▸ **DIRECTIVE**:
Select the lines below containing the word "title".

▸ **ENTRIES**:
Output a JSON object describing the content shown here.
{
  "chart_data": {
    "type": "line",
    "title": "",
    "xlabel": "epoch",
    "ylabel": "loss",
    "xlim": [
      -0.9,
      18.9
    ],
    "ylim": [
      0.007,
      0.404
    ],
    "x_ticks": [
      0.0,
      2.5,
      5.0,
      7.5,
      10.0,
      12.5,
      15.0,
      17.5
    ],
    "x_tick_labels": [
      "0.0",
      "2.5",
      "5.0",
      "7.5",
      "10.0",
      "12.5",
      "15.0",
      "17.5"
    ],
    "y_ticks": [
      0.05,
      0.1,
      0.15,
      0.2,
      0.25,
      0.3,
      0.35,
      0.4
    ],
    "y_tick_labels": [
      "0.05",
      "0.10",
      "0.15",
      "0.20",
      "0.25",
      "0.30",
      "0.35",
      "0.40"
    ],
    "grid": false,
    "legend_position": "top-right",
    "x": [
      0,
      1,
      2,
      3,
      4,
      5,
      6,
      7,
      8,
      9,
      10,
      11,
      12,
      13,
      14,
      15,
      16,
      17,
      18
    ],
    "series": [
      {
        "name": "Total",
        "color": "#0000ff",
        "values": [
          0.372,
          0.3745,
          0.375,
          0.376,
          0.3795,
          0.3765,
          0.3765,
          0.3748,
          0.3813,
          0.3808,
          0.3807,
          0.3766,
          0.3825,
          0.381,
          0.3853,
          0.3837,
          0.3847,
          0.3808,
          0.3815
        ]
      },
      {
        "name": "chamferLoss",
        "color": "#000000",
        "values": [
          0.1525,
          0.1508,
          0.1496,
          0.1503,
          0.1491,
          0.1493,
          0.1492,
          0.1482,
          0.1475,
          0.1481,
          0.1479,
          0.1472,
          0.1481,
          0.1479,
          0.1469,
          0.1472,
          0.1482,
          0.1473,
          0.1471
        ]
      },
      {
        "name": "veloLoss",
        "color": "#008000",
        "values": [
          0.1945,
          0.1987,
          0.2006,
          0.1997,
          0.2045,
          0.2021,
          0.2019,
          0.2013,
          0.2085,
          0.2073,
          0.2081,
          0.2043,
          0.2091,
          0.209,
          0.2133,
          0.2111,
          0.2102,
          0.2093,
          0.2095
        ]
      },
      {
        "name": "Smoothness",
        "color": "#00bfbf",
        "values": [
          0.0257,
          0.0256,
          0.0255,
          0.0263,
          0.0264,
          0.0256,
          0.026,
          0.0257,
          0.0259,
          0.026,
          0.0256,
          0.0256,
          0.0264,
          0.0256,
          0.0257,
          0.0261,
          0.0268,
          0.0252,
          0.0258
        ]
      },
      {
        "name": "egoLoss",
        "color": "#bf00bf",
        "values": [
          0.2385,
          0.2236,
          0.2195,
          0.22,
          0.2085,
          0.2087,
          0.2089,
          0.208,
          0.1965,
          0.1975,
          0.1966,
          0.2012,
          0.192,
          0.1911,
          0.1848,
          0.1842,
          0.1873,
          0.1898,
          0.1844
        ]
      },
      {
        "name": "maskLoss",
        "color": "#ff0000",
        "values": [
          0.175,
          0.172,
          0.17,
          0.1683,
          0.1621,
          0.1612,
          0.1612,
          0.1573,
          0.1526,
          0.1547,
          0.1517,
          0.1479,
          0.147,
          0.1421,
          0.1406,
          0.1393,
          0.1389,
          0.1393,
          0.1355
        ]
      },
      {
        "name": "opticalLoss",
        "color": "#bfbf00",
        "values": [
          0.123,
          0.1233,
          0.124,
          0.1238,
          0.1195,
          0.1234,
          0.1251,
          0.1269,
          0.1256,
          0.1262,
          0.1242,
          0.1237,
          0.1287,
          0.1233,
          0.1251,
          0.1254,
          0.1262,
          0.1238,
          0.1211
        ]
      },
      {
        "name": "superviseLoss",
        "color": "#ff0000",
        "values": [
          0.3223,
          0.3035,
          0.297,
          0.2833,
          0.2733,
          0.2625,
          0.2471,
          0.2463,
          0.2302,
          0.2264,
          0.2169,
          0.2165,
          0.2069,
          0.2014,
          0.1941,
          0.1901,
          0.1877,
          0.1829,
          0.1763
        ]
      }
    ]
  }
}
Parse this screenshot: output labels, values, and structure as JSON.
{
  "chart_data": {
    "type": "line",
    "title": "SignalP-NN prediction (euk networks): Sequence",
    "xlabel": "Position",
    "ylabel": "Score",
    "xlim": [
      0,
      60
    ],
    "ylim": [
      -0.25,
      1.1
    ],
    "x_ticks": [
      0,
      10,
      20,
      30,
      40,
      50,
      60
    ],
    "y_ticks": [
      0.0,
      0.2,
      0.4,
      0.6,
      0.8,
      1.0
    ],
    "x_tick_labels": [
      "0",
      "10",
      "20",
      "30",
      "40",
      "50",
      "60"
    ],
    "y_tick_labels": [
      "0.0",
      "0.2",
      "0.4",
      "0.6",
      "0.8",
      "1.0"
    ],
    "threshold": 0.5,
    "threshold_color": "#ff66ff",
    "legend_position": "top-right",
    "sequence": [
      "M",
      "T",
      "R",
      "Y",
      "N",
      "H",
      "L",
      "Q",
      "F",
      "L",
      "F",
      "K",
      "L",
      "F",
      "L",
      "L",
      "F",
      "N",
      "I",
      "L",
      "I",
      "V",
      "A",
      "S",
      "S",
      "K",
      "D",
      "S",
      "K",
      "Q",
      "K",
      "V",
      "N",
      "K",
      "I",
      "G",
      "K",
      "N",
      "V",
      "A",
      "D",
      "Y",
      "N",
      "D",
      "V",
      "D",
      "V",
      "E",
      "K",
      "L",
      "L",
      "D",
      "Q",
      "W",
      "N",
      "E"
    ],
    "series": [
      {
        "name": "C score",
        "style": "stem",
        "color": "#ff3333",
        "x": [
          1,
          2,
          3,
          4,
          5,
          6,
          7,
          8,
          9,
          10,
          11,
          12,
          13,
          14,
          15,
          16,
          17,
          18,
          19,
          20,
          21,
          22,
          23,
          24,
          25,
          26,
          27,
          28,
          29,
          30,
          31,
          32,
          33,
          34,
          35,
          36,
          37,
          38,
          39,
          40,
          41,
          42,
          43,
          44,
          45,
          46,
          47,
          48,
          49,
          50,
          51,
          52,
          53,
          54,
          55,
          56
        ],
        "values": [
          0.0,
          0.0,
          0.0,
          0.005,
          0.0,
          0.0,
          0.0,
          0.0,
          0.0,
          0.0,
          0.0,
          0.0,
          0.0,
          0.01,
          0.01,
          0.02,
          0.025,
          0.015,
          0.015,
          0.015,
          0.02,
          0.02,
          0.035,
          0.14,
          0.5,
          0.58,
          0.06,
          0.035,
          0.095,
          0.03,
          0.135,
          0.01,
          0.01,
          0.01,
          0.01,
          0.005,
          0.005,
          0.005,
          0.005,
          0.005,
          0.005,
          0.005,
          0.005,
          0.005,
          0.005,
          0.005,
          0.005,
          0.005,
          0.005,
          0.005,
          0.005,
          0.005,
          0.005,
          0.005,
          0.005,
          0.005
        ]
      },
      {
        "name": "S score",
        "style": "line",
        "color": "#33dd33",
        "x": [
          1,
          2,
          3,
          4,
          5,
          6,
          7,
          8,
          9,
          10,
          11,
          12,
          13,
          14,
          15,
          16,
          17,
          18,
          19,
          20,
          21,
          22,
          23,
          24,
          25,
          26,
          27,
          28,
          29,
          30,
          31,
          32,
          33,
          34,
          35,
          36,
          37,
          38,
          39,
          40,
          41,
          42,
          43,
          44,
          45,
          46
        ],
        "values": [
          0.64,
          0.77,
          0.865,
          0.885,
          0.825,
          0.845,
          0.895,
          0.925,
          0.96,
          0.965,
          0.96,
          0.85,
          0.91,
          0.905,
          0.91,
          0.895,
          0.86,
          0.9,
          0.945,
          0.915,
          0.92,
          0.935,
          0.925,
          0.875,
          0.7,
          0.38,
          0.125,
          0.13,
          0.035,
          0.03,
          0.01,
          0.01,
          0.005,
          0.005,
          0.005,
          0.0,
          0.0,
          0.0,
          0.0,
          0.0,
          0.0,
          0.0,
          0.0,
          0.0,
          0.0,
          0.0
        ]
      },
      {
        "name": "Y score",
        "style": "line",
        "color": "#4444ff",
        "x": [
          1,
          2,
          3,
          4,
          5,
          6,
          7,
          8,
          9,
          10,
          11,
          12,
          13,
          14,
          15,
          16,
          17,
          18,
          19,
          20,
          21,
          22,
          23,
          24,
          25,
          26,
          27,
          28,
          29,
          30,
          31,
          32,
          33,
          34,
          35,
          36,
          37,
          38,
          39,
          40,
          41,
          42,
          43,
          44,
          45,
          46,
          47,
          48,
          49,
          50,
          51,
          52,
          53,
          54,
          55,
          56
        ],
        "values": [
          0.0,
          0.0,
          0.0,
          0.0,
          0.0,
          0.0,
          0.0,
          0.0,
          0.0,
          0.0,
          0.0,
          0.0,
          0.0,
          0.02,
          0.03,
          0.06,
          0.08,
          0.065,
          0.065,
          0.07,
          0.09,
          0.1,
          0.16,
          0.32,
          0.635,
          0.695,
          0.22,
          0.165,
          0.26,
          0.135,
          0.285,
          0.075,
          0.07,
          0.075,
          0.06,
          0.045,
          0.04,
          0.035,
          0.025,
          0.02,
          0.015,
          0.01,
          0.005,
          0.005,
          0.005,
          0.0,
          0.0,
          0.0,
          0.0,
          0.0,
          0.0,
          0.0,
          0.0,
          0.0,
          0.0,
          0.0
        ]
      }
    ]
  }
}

▸ **WORKED SOLUTION**:
    "title": "",
    "title": "SignalP-NN prediction (euk networks): Sequence",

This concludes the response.